◆ **Short exercise**
Among the lines of these entries, how many hold the word "screenshot"? State only the number.

◆ **Raw data**
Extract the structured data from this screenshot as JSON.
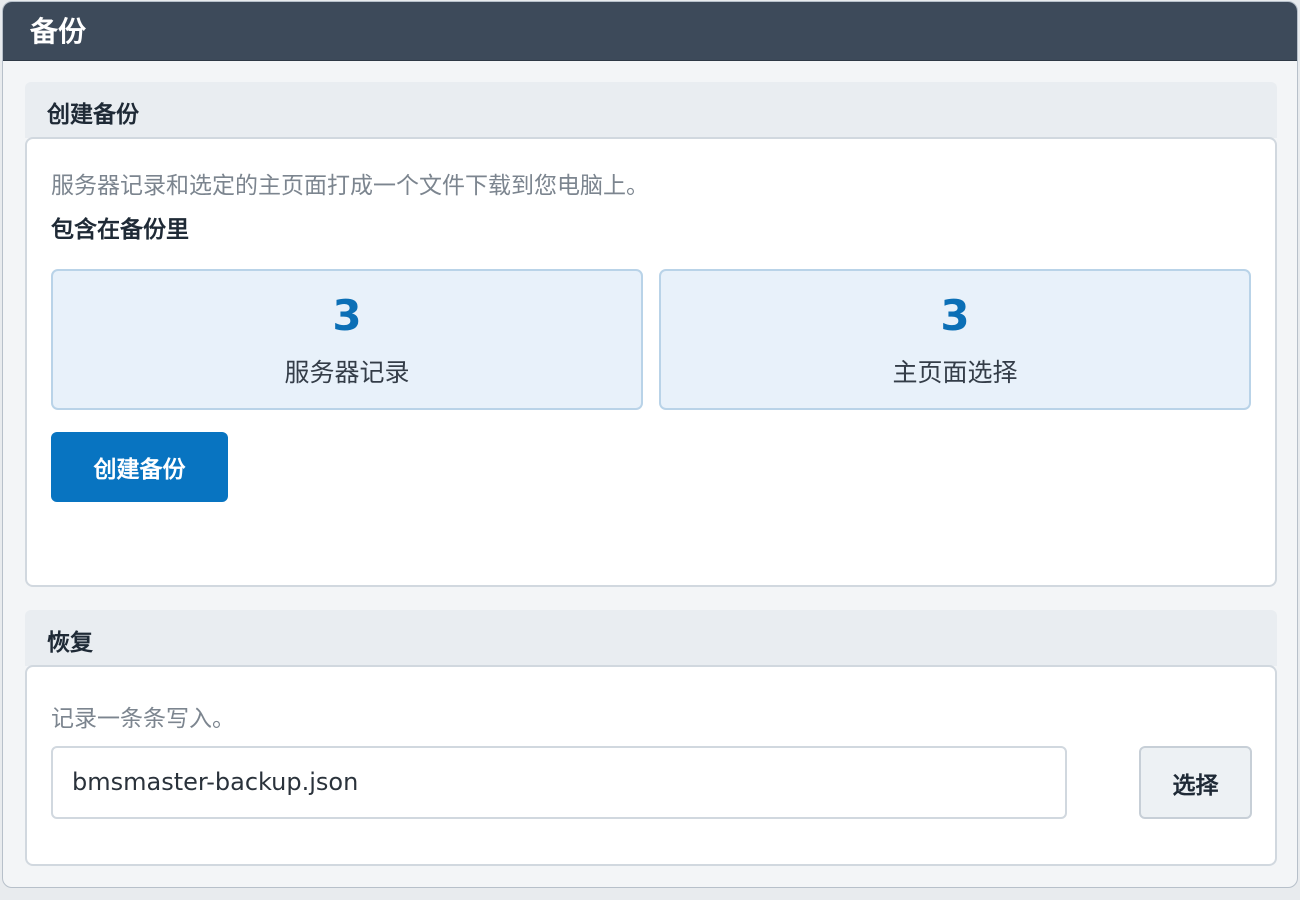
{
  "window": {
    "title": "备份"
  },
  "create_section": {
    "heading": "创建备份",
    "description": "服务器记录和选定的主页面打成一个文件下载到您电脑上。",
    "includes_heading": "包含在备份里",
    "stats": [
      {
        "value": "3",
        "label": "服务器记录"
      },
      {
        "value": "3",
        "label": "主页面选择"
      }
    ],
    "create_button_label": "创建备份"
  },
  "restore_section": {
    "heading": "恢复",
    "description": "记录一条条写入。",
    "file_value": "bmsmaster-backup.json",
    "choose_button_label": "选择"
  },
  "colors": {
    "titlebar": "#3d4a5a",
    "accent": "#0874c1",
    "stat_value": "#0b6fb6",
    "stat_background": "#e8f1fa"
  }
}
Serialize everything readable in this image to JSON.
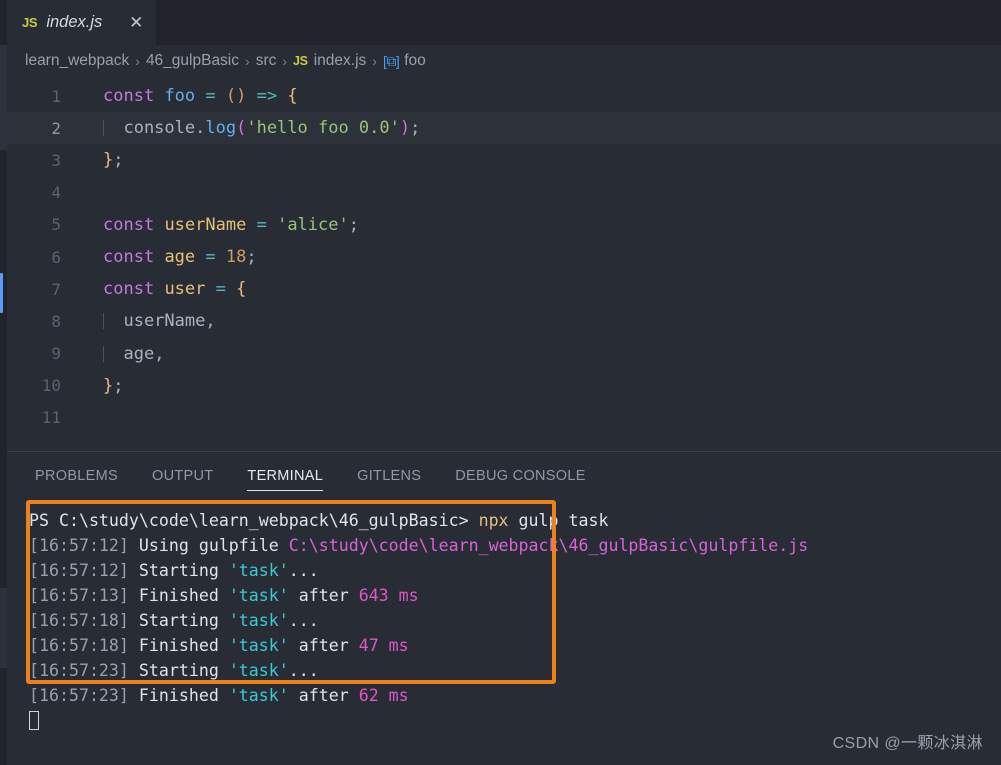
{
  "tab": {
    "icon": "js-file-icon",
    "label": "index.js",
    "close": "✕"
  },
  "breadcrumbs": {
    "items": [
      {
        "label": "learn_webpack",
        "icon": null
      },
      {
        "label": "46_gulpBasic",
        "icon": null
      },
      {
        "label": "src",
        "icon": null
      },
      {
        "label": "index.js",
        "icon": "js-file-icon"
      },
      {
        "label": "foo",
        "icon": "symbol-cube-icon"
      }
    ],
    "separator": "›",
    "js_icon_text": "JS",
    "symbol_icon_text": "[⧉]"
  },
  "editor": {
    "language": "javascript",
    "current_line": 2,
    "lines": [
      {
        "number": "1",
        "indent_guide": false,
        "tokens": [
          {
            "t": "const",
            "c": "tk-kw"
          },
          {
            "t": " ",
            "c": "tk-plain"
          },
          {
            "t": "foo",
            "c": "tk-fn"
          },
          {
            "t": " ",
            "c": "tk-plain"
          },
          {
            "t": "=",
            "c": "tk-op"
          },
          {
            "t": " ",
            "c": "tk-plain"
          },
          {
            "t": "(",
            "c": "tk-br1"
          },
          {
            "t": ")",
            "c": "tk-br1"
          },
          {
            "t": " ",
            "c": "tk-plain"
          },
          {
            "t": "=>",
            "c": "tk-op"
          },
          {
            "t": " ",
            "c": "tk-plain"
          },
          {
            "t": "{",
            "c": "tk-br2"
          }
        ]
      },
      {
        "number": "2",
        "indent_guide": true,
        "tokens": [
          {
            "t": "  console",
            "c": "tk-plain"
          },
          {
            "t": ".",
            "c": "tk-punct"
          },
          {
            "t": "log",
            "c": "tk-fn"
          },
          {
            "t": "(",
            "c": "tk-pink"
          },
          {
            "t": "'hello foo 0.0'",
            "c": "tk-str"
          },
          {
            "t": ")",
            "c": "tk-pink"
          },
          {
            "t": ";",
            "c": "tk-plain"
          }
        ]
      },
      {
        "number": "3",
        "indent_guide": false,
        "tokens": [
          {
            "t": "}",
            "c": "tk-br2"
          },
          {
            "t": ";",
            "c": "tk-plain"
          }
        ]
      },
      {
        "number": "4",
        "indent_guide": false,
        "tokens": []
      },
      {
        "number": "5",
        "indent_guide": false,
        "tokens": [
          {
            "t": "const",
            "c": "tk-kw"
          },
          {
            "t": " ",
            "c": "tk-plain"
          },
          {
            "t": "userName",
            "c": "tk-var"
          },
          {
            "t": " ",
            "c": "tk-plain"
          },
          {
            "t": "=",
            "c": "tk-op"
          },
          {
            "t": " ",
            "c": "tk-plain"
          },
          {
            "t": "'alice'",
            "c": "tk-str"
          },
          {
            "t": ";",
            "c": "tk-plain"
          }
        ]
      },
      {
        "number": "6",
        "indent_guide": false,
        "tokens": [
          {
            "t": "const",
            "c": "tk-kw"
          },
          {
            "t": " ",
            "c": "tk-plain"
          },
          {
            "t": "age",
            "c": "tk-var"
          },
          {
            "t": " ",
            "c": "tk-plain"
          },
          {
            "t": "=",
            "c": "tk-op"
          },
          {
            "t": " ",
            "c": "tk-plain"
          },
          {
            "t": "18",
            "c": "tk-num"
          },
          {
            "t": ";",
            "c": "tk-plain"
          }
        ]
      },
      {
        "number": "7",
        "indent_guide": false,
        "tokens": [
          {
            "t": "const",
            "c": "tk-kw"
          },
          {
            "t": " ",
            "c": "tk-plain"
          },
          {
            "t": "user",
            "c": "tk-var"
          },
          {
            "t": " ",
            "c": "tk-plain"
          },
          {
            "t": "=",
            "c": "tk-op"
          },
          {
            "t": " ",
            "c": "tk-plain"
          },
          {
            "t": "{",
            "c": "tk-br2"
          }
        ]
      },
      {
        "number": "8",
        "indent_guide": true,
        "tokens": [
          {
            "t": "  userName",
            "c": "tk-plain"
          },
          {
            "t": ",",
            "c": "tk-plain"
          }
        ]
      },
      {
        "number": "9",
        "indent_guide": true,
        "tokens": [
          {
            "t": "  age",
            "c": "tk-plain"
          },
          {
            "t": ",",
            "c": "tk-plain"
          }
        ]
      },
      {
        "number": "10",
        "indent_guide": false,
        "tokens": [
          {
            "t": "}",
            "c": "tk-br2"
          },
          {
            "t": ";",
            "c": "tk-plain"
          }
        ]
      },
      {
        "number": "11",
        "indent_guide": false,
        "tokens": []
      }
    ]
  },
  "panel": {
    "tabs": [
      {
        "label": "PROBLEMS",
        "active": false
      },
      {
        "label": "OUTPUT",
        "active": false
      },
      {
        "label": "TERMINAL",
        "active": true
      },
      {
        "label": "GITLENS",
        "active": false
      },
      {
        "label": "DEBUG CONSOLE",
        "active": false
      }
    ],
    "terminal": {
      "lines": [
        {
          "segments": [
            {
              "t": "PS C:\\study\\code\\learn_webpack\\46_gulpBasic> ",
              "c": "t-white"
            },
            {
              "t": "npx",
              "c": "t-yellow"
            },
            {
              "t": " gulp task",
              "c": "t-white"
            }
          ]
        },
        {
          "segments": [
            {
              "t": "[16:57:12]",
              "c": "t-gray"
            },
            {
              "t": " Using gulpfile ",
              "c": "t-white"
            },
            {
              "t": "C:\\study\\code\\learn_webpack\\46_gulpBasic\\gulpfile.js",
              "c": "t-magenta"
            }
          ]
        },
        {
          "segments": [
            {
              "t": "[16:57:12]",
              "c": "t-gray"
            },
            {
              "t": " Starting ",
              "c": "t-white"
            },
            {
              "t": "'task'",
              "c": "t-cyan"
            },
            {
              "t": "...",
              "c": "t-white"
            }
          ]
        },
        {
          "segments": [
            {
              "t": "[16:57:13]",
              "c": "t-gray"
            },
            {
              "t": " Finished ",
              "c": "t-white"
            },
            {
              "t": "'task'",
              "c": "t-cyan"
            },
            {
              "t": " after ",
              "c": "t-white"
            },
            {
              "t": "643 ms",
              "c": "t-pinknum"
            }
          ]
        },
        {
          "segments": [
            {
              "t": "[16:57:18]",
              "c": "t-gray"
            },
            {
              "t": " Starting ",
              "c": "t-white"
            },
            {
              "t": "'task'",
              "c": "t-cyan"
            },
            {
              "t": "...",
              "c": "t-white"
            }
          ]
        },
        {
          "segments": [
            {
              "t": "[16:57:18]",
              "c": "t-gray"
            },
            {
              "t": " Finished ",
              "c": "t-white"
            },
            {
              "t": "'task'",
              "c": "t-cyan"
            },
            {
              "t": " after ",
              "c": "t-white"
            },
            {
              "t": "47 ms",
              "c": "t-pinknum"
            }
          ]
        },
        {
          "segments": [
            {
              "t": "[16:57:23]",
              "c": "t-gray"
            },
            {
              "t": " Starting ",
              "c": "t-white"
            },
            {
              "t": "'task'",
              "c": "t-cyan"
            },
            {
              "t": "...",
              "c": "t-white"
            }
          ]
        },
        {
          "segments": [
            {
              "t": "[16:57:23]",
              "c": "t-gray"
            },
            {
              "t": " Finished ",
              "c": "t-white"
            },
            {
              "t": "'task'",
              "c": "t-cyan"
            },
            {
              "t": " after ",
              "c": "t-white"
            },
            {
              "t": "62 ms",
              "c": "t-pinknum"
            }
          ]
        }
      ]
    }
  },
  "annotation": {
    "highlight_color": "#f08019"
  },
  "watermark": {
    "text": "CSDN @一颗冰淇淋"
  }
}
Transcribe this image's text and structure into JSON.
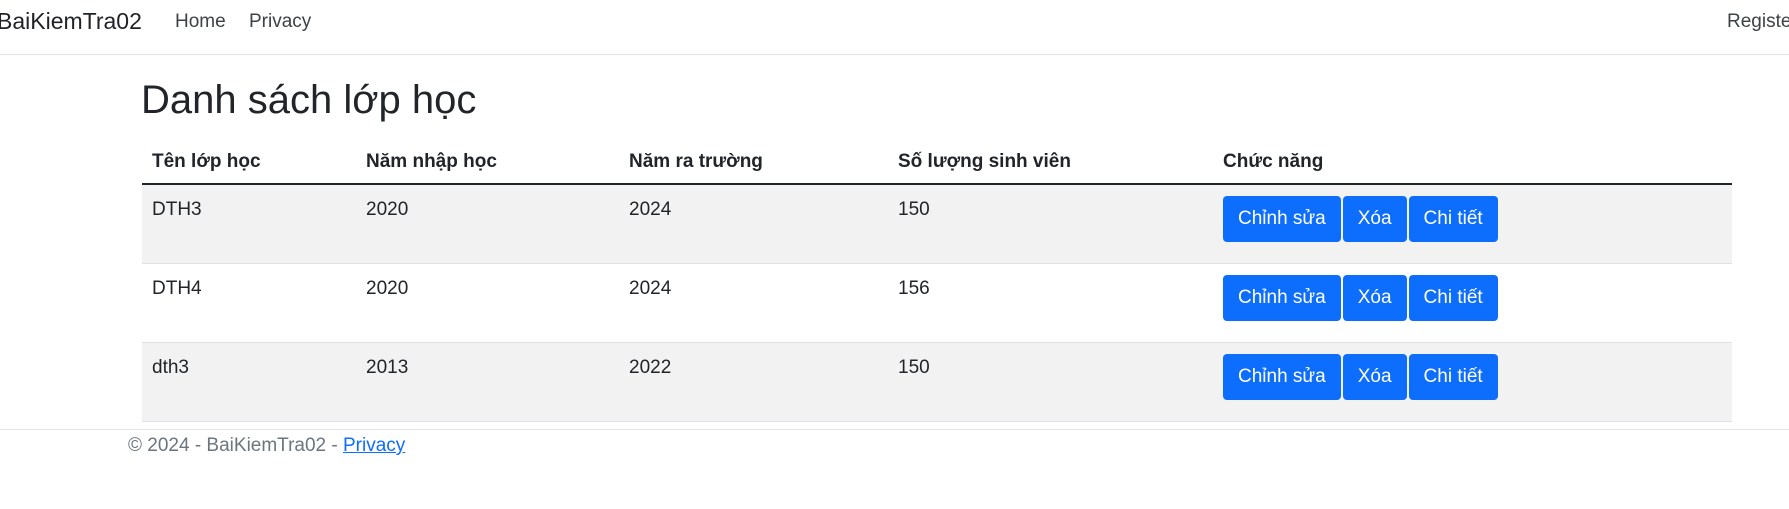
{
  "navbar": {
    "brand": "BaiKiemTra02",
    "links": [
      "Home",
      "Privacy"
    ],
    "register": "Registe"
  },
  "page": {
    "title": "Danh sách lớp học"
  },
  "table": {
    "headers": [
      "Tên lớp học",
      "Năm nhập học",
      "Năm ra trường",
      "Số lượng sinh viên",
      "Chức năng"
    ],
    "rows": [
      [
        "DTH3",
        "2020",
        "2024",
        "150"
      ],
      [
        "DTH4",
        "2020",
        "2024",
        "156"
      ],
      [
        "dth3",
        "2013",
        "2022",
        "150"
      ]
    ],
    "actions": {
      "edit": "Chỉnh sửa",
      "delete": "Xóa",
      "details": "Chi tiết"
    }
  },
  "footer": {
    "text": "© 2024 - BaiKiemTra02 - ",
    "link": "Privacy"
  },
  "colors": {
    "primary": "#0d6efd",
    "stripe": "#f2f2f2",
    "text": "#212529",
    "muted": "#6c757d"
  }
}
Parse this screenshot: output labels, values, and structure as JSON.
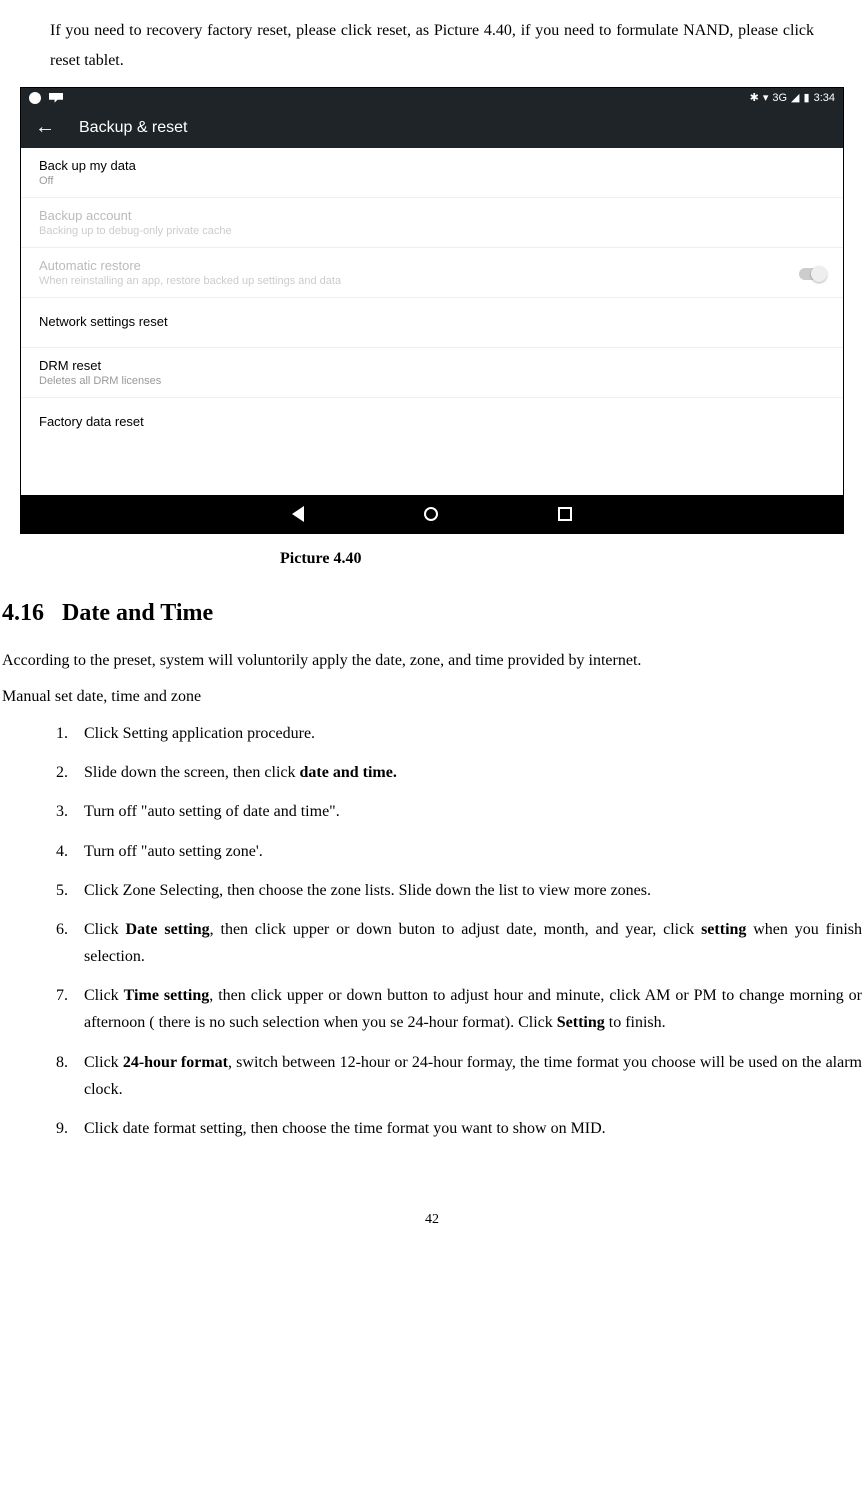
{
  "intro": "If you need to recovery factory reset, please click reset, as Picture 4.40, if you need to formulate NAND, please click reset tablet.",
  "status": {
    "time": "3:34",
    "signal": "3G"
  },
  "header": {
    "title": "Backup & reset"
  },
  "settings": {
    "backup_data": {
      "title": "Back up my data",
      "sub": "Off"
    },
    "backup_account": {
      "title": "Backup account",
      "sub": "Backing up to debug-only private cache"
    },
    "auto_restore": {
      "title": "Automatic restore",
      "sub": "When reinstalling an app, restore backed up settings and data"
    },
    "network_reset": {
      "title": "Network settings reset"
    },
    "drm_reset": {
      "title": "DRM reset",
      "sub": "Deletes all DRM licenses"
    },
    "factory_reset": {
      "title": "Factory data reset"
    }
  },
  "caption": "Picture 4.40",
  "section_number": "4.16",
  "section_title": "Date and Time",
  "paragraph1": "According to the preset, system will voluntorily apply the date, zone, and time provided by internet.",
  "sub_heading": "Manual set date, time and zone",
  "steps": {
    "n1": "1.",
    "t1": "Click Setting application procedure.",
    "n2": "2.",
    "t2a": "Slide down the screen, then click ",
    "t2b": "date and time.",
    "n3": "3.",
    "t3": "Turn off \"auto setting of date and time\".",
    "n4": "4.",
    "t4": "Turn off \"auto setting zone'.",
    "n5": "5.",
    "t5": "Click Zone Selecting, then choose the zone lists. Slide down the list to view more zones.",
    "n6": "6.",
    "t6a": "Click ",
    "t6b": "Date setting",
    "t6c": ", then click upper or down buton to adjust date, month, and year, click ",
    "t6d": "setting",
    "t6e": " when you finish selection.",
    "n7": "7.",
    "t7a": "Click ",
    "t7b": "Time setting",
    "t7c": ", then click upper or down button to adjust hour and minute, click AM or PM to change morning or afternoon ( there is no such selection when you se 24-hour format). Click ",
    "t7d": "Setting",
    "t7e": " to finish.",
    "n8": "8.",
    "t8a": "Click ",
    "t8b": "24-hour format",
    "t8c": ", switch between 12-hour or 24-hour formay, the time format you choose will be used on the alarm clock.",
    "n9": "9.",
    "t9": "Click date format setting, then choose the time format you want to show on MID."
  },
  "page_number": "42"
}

◆ **Response to this exercise**
2